→ **Record extracts**:

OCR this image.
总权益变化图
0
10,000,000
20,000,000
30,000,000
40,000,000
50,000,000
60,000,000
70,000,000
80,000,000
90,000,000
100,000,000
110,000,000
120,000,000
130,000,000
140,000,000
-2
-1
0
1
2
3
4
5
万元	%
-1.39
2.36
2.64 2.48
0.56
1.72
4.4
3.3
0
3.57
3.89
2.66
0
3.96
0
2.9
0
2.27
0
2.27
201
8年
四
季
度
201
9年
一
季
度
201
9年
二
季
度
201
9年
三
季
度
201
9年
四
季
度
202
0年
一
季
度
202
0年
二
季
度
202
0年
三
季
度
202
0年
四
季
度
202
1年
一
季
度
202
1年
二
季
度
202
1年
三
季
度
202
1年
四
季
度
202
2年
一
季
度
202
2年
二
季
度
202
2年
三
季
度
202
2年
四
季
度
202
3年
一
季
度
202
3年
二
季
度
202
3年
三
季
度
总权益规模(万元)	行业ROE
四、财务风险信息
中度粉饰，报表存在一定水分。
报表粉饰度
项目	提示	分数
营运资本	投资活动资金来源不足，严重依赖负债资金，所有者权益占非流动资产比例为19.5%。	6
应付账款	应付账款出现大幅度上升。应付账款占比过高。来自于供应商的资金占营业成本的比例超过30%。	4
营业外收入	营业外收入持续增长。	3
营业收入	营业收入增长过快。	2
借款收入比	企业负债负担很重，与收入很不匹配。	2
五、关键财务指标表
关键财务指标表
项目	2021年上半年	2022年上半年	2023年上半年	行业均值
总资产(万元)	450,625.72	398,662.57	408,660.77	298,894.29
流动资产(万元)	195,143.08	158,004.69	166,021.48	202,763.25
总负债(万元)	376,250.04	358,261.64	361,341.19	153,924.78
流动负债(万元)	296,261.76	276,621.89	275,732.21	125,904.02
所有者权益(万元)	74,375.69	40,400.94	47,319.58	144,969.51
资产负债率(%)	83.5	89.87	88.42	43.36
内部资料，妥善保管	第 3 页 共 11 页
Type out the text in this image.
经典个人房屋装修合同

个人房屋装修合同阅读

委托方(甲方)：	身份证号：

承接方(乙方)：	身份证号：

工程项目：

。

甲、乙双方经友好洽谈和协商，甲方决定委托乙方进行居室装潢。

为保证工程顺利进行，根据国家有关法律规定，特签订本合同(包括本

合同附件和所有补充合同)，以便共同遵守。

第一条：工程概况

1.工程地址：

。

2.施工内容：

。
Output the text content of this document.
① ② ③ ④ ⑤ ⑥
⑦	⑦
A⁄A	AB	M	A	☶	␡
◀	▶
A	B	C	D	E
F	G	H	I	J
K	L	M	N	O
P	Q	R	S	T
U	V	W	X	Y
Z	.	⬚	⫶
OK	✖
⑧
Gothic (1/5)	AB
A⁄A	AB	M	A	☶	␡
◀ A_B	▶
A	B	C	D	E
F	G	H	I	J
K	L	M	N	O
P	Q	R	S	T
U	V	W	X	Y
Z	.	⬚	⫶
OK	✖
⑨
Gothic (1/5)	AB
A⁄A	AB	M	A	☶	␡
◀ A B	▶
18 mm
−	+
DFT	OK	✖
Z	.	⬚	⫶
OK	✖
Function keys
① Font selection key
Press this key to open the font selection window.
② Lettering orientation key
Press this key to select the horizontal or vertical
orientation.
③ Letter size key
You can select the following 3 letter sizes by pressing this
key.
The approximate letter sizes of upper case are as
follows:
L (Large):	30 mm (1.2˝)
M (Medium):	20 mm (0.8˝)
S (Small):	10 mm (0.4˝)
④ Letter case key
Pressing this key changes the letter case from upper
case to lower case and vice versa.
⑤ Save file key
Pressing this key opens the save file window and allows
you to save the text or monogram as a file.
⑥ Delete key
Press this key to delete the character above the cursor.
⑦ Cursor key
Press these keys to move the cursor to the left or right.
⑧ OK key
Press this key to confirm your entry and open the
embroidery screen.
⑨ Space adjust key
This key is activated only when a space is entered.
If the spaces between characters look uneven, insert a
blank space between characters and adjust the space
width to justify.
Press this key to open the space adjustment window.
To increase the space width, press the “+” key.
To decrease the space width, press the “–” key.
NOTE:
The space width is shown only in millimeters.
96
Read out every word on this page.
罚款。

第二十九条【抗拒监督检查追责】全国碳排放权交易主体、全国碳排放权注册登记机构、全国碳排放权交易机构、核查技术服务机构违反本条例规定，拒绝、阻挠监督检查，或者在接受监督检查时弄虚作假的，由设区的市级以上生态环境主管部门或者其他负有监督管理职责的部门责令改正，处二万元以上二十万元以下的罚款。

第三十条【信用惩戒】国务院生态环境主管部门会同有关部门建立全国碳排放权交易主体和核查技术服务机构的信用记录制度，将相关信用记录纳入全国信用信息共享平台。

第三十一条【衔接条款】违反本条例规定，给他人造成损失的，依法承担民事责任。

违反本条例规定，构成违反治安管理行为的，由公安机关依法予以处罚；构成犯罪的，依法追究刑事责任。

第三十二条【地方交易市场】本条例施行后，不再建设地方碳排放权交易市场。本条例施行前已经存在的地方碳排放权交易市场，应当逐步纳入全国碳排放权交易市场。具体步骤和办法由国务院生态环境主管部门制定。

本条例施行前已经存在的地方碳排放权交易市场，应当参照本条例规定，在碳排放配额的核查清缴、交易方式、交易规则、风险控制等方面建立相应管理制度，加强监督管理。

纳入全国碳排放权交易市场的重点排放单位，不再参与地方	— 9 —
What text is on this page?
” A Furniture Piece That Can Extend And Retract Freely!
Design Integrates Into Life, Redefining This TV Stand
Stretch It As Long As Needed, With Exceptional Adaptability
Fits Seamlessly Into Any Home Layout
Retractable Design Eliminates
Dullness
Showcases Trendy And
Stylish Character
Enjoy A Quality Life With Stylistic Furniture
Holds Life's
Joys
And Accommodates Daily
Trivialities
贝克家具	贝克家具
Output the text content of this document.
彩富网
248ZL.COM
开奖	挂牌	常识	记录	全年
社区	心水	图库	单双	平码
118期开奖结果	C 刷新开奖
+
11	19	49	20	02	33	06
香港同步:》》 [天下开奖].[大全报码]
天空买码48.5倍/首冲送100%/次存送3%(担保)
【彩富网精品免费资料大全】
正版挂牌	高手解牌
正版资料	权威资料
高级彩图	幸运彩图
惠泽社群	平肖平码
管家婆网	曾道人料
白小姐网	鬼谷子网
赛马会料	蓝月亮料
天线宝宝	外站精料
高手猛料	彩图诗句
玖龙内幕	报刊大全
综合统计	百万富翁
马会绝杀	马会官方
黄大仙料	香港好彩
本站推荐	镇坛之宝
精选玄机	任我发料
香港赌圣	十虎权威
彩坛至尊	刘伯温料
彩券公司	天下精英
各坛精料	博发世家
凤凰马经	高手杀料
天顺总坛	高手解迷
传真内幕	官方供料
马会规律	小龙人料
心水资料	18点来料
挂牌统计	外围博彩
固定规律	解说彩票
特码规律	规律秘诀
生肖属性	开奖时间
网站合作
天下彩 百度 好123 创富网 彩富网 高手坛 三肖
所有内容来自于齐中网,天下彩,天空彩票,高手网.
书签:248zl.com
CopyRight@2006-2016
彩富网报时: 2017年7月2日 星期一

→ **Problem statement**: Produce a verbatim transcription of the entries above.

→ **Full solution**:
OCR this image.
总权益变化图
0
10,000,000
20,000,000
30,000,000
40,000,000
50,000,000
60,000,000
70,000,000
80,000,000
90,000,000
100,000,000
110,000,000
120,000,000
130,000,000
140,000,000
-2
-1
0
1
2
3
4
5
万元	%
-1.39
2.36
2.64 2.48
0.56
1.72
4.4
3.3
0
3.57
3.89
2.66
0
3.96
0
2.9
0
2.27
0
2.27
201
8年
四
季
度
201
9年
一
季
度
201
9年
二
季
度
201
9年
三
季
度
201
9年
四
季
度
202
0年
一
季
度
202
0年
二
季
度
202
0年
三
季
度
202
0年
四
季
度
202
1年
一
季
度
202
1年
二
季
度
202
1年
三
季
度
202
1年
四
季
度
202
2年
一
季
度
202
2年
二
季
度
202
2年
三
季
度
202
2年
四
季
度
202
3年
一
季
度
202
3年
二
季
度
202
3年
三
季
度
总权益规模(万元)	行业ROE
四、财务风险信息
中度粉饰，报表存在一定水分。
报表粉饰度
项目	提示	分数
营运资本	投资活动资金来源不足，严重依赖负债资金，所有者权益占非流动资产比例为19.5%。	6
应付账款	应付账款出现大幅度上升。应付账款占比过高。来自于供应商的资金占营业成本的比例超过30%。	4
营业外收入	营业外收入持续增长。	3
营业收入	营业收入增长过快。	2
借款收入比	企业负债负担很重，与收入很不匹配。	2
五、关键财务指标表
关键财务指标表
项目	2021年上半年	2022年上半年	2023年上半年	行业均值
总资产(万元)	450,625.72	398,662.57	408,660.77	298,894.29
流动资产(万元)	195,143.08	158,004.69	166,021.48	202,763.25
总负债(万元)	376,250.04	358,261.64	361,341.19	153,924.78
流动负债(万元)	296,261.76	276,621.89	275,732.21	125,904.02
所有者权益(万元)	74,375.69	40,400.94	47,319.58	144,969.51
资产负债率(%)	83.5	89.87	88.42	43.36
内部资料，妥善保管	第 3 页 共 11 页
Type out the text in this image.
经典个人房屋装修合同

个人房屋装修合同阅读

委托方(甲方)：	身份证号：

承接方(乙方)：	身份证号：

工程项目：

。

甲、乙双方经友好洽谈和协商，甲方决定委托乙方进行居室装潢。

为保证工程顺利进行，根据国家有关法律规定，特签订本合同(包括本

合同附件和所有补充合同)，以便共同遵守。

第一条：工程概况

1.工程地址：

。

2.施工内容：

。
Output the text content of this document.
① ② ③ ④ ⑤ ⑥
⑦	⑦
A⁄A	AB	M	A	☶	␡
◀	▶
A	B	C	D	E
F	G	H	I	J
K	L	M	N	O
P	Q	R	S	T
U	V	W	X	Y
Z	.	⬚	⫶
OK	✖
⑧
Gothic (1/5)	AB
A⁄A	AB	M	A	☶	␡
◀ A_B	▶
A	B	C	D	E
F	G	H	I	J
K	L	M	N	O
P	Q	R	S	T
U	V	W	X	Y
Z	.	⬚	⫶
OK	✖
⑨
Gothic (1/5)	AB
A⁄A	AB	M	A	☶	␡
◀ A B	▶
18 mm
−	+
DFT	OK	✖
Z	.	⬚	⫶
OK	✖
Function keys
① Font selection key
Press this key to open the font selection window.
② Lettering orientation key
Press this key to select the horizontal or vertical
orientation.
③ Letter size key
You can select the following 3 letter sizes by pressing this
key.
The approximate letter sizes of upper case are as
follows:
L (Large):	30 mm (1.2˝)
M (Medium):	20 mm (0.8˝)
S (Small):	10 mm (0.4˝)
④ Letter case key
Pressing this key changes the letter case from upper
case to lower case and vice versa.
⑤ Save file key
Pressing this key opens the save file window and allows
you to save the text or monogram as a file.
⑥ Delete key
Press this key to delete the character above the cursor.
⑦ Cursor key
Press these keys to move the cursor to the left or right.
⑧ OK key
Press this key to confirm your entry and open the
embroidery screen.
⑨ Space adjust key
This key is activated only when a space is entered.
If the spaces between characters look uneven, insert a
blank space between characters and adjust the space
width to justify.
Press this key to open the space adjustment window.
To increase the space width, press the “+” key.
To decrease the space width, press the “–” key.
NOTE:
The space width is shown only in millimeters.
96
Read out every word on this page.
罚款。

第二十九条【抗拒监督检查追责】全国碳排放权交易主体、全国碳排放权注册登记机构、全国碳排放权交易机构、核查技术服务机构违反本条例规定，拒绝、阻挠监督检查，或者在接受监督检查时弄虚作假的，由设区的市级以上生态环境主管部门或者其他负有监督管理职责的部门责令改正，处二万元以上二十万元以下的罚款。

第三十条【信用惩戒】国务院生态环境主管部门会同有关部门建立全国碳排放权交易主体和核查技术服务机构的信用记录制度，将相关信用记录纳入全国信用信息共享平台。

第三十一条【衔接条款】违反本条例规定，给他人造成损失的，依法承担民事责任。

违反本条例规定，构成违反治安管理行为的，由公安机关依法予以处罚；构成犯罪的，依法追究刑事责任。

第三十二条【地方交易市场】本条例施行后，不再建设地方碳排放权交易市场。本条例施行前已经存在的地方碳排放权交易市场，应当逐步纳入全国碳排放权交易市场。具体步骤和办法由国务院生态环境主管部门制定。

本条例施行前已经存在的地方碳排放权交易市场，应当参照本条例规定，在碳排放配额的核查清缴、交易方式、交易规则、风险控制等方面建立相应管理制度，加强监督管理。

纳入全国碳排放权交易市场的重点排放单位，不再参与地方	— 9 —
What text is on this page?
” A Furniture Piece That Can Extend And Retract Freely!
Design Integrates Into Life, Redefining This TV Stand
Stretch It As Long As Needed, With Exceptional Adaptability
Fits Seamlessly Into Any Home Layout
Retractable Design Eliminates
Dullness
Showcases Trendy And
Stylish Character
Enjoy A Quality Life With Stylistic Furniture
Holds Life's
Joys
And Accommodates Daily
Trivialities
贝克家具	贝克家具
Output the text content of this document.
彩富网
248ZL.COM
开奖	挂牌	常识	记录	全年
社区	心水	图库	单双	平码
118期开奖结果	C 刷新开奖
+
11	19	49	20	02	33	06
香港同步:》》 [天下开奖].[大全报码]
天空买码48.5倍/首冲送100%/次存送3%(担保)
【彩富网精品免费资料大全】
正版挂牌	高手解牌
正版资料	权威资料
高级彩图	幸运彩图
惠泽社群	平肖平码
管家婆网	曾道人料
白小姐网	鬼谷子网
赛马会料	蓝月亮料
天线宝宝	外站精料
高手猛料	彩图诗句
玖龙内幕	报刊大全
综合统计	百万富翁
马会绝杀	马会官方
黄大仙料	香港好彩
本站推荐	镇坛之宝
精选玄机	任我发料
香港赌圣	十虎权威
彩坛至尊	刘伯温料
彩券公司	天下精英
各坛精料	博发世家
凤凰马经	高手杀料
天顺总坛	高手解迷
传真内幕	官方供料
马会规律	小龙人料
心水资料	18点来料
挂牌统计	外围博彩
固定规律	解说彩票
特码规律	规律秘诀
生肖属性	开奖时间
网站合作
天下彩 百度 好123 创富网 彩富网 高手坛 三肖
所有内容来自于齐中网,天下彩,天空彩票,高手网.
书签:248zl.com
CopyRight@2006-2016
彩富网报时: 2017年7月2日 星期一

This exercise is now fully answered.